## BEGIN SUPPLIED DATA

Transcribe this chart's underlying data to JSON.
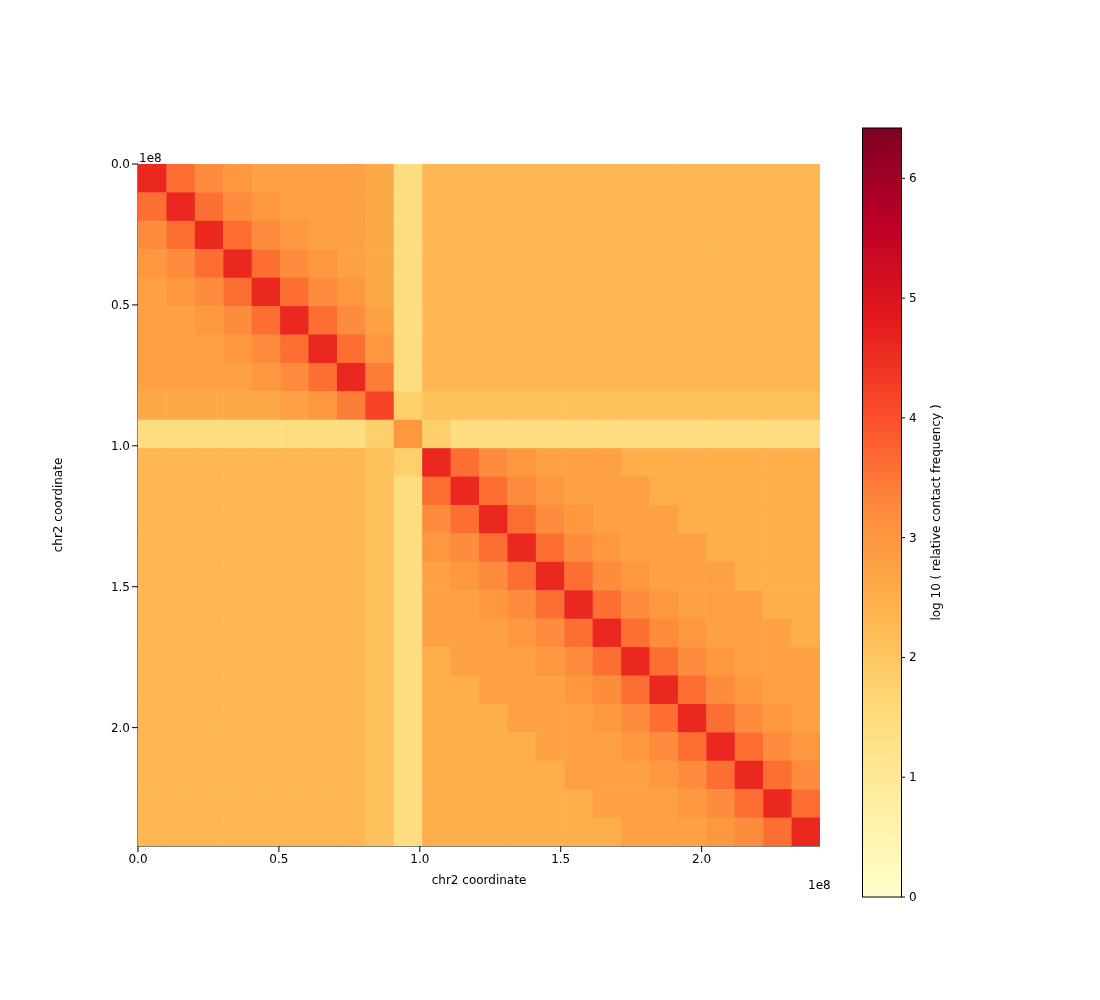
{
  "chart_data": {
    "type": "heatmap",
    "xlabel": "chr2 coordinate",
    "ylabel": "chr2 coordinate",
    "clabel": "log 10 ( relative contact frequency )",
    "annotations": [
      "1e8",
      "1e8"
    ],
    "xlim": [
      0,
      2.42
    ],
    "ylim": [
      2.42,
      0
    ],
    "xticks": [
      {
        "value": 0,
        "label": "0.0"
      },
      0.5,
      {
        "value": 1,
        "label": "1.0"
      },
      1.5,
      {
        "value": 2,
        "label": "2.0"
      }
    ],
    "yticks": [
      {
        "value": 0,
        "label": "0.0"
      },
      0.5,
      {
        "value": 1,
        "label": "1.0"
      },
      1.5,
      {
        "value": 2,
        "label": "2.0"
      }
    ],
    "clim": [
      0,
      6.42
    ],
    "cticks": [
      0,
      1,
      2,
      3,
      4,
      5,
      6
    ],
    "cells": [
      [
        4.6,
        3.6,
        3.2,
        3.0,
        2.8,
        2.8,
        2.8,
        2.8,
        2.6,
        1.4,
        2.3,
        2.3,
        2.3,
        2.3,
        2.3,
        2.3,
        2.3,
        2.3,
        2.3,
        2.3,
        2.3,
        2.3,
        2.3,
        2.3
      ],
      [
        3.6,
        4.6,
        3.6,
        3.2,
        3.0,
        2.8,
        2.8,
        2.8,
        2.6,
        1.4,
        2.3,
        2.3,
        2.3,
        2.3,
        2.3,
        2.3,
        2.3,
        2.3,
        2.3,
        2.3,
        2.3,
        2.3,
        2.3,
        2.3
      ],
      [
        3.2,
        3.6,
        4.6,
        3.6,
        3.2,
        3.0,
        2.8,
        2.8,
        2.6,
        1.4,
        2.3,
        2.3,
        2.3,
        2.3,
        2.3,
        2.3,
        2.3,
        2.3,
        2.3,
        2.3,
        2.3,
        2.3,
        2.3,
        2.3
      ],
      [
        3.0,
        3.2,
        3.6,
        4.6,
        3.6,
        3.2,
        3.0,
        2.8,
        2.6,
        1.4,
        2.3,
        2.3,
        2.3,
        2.3,
        2.3,
        2.3,
        2.3,
        2.3,
        2.3,
        2.3,
        2.3,
        2.3,
        2.3,
        2.3
      ],
      [
        2.8,
        3.0,
        3.2,
        3.6,
        4.6,
        3.6,
        3.2,
        3.0,
        2.6,
        1.4,
        2.3,
        2.3,
        2.3,
        2.3,
        2.3,
        2.3,
        2.3,
        2.3,
        2.3,
        2.3,
        2.3,
        2.3,
        2.3,
        2.3
      ],
      [
        2.8,
        2.8,
        3.0,
        3.2,
        3.6,
        4.6,
        3.6,
        3.2,
        2.8,
        1.4,
        2.3,
        2.3,
        2.3,
        2.3,
        2.3,
        2.3,
        2.3,
        2.3,
        2.3,
        2.3,
        2.3,
        2.3,
        2.3,
        2.3
      ],
      [
        2.8,
        2.8,
        2.8,
        3.0,
        3.2,
        3.6,
        4.6,
        3.6,
        3.0,
        1.4,
        2.3,
        2.3,
        2.3,
        2.3,
        2.3,
        2.3,
        2.3,
        2.3,
        2.3,
        2.3,
        2.3,
        2.3,
        2.3,
        2.3
      ],
      [
        2.8,
        2.8,
        2.8,
        2.8,
        3.0,
        3.2,
        3.6,
        4.6,
        3.4,
        1.4,
        2.3,
        2.3,
        2.3,
        2.3,
        2.3,
        2.3,
        2.3,
        2.3,
        2.3,
        2.3,
        2.3,
        2.3,
        2.3,
        2.3
      ],
      [
        2.6,
        2.6,
        2.6,
        2.6,
        2.6,
        2.8,
        3.0,
        3.4,
        4.2,
        1.8,
        2.1,
        2.1,
        2.1,
        2.1,
        2.1,
        2.1,
        2.1,
        2.1,
        2.1,
        2.1,
        2.1,
        2.1,
        2.1,
        2.1
      ],
      [
        1.4,
        1.4,
        1.4,
        1.4,
        1.4,
        1.4,
        1.4,
        1.4,
        1.8,
        3.0,
        1.8,
        1.4,
        1.4,
        1.4,
        1.4,
        1.4,
        1.4,
        1.4,
        1.4,
        1.4,
        1.4,
        1.4,
        1.4,
        1.4
      ],
      [
        2.3,
        2.3,
        2.3,
        2.3,
        2.3,
        2.3,
        2.3,
        2.3,
        2.1,
        1.8,
        4.6,
        3.6,
        3.2,
        3.0,
        2.8,
        2.8,
        2.8,
        2.5,
        2.5,
        2.5,
        2.5,
        2.5,
        2.5,
        2.5
      ],
      [
        2.3,
        2.3,
        2.3,
        2.3,
        2.3,
        2.3,
        2.3,
        2.3,
        2.1,
        1.4,
        3.6,
        4.6,
        3.6,
        3.2,
        3.0,
        2.8,
        2.8,
        2.8,
        2.5,
        2.5,
        2.5,
        2.5,
        2.5,
        2.5
      ],
      [
        2.3,
        2.3,
        2.3,
        2.3,
        2.3,
        2.3,
        2.3,
        2.3,
        2.1,
        1.4,
        3.2,
        3.6,
        4.6,
        3.6,
        3.2,
        3.0,
        2.8,
        2.8,
        2.8,
        2.5,
        2.5,
        2.5,
        2.5,
        2.5
      ],
      [
        2.3,
        2.3,
        2.3,
        2.3,
        2.3,
        2.3,
        2.3,
        2.3,
        2.1,
        1.4,
        3.0,
        3.2,
        3.6,
        4.6,
        3.6,
        3.2,
        3.0,
        2.8,
        2.8,
        2.8,
        2.5,
        2.5,
        2.5,
        2.5
      ],
      [
        2.3,
        2.3,
        2.3,
        2.3,
        2.3,
        2.3,
        2.3,
        2.3,
        2.1,
        1.4,
        2.8,
        3.0,
        3.2,
        3.6,
        4.6,
        3.6,
        3.2,
        3.0,
        2.8,
        2.8,
        2.8,
        2.5,
        2.5,
        2.5
      ],
      [
        2.3,
        2.3,
        2.3,
        2.3,
        2.3,
        2.3,
        2.3,
        2.3,
        2.1,
        1.4,
        2.8,
        2.8,
        3.0,
        3.2,
        3.6,
        4.6,
        3.6,
        3.2,
        3.0,
        2.8,
        2.8,
        2.8,
        2.5,
        2.5
      ],
      [
        2.3,
        2.3,
        2.3,
        2.3,
        2.3,
        2.3,
        2.3,
        2.3,
        2.1,
        1.4,
        2.8,
        2.8,
        2.8,
        3.0,
        3.2,
        3.6,
        4.6,
        3.6,
        3.2,
        3.0,
        2.8,
        2.8,
        2.8,
        2.5
      ],
      [
        2.3,
        2.3,
        2.3,
        2.3,
        2.3,
        2.3,
        2.3,
        2.3,
        2.1,
        1.4,
        2.5,
        2.8,
        2.8,
        2.8,
        3.0,
        3.2,
        3.6,
        4.6,
        3.6,
        3.2,
        3.0,
        2.8,
        2.8,
        2.8
      ],
      [
        2.3,
        2.3,
        2.3,
        2.3,
        2.3,
        2.3,
        2.3,
        2.3,
        2.1,
        1.4,
        2.5,
        2.5,
        2.8,
        2.8,
        2.8,
        3.0,
        3.2,
        3.6,
        4.6,
        3.6,
        3.2,
        3.0,
        2.8,
        2.8
      ],
      [
        2.3,
        2.3,
        2.3,
        2.3,
        2.3,
        2.3,
        2.3,
        2.3,
        2.1,
        1.4,
        2.5,
        2.5,
        2.5,
        2.8,
        2.8,
        2.8,
        3.0,
        3.2,
        3.6,
        4.6,
        3.6,
        3.2,
        3.0,
        2.8
      ],
      [
        2.3,
        2.3,
        2.3,
        2.3,
        2.3,
        2.3,
        2.3,
        2.3,
        2.1,
        1.4,
        2.5,
        2.5,
        2.5,
        2.5,
        2.8,
        2.8,
        2.8,
        3.0,
        3.2,
        3.6,
        4.6,
        3.6,
        3.2,
        3.0
      ],
      [
        2.3,
        2.3,
        2.3,
        2.3,
        2.3,
        2.3,
        2.3,
        2.3,
        2.1,
        1.4,
        2.5,
        2.5,
        2.5,
        2.5,
        2.5,
        2.8,
        2.8,
        2.8,
        3.0,
        3.2,
        3.6,
        4.6,
        3.6,
        3.2
      ],
      [
        2.3,
        2.3,
        2.3,
        2.3,
        2.3,
        2.3,
        2.3,
        2.3,
        2.1,
        1.4,
        2.5,
        2.5,
        2.5,
        2.5,
        2.5,
        2.5,
        2.8,
        2.8,
        2.8,
        3.0,
        3.2,
        3.6,
        4.6,
        3.6
      ],
      [
        2.3,
        2.3,
        2.3,
        2.3,
        2.3,
        2.3,
        2.3,
        2.3,
        2.1,
        1.4,
        2.5,
        2.5,
        2.5,
        2.5,
        2.5,
        2.5,
        2.5,
        2.8,
        2.8,
        2.8,
        3.0,
        3.2,
        3.6,
        4.6
      ]
    ]
  }
}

## END SUPPLIED DATA

Every line that holds the word "coordinate" should be extracted.

→ OUTPUT:
    "xlabel": "chr2 coordinate",
    "ylabel": "chr2 coordinate",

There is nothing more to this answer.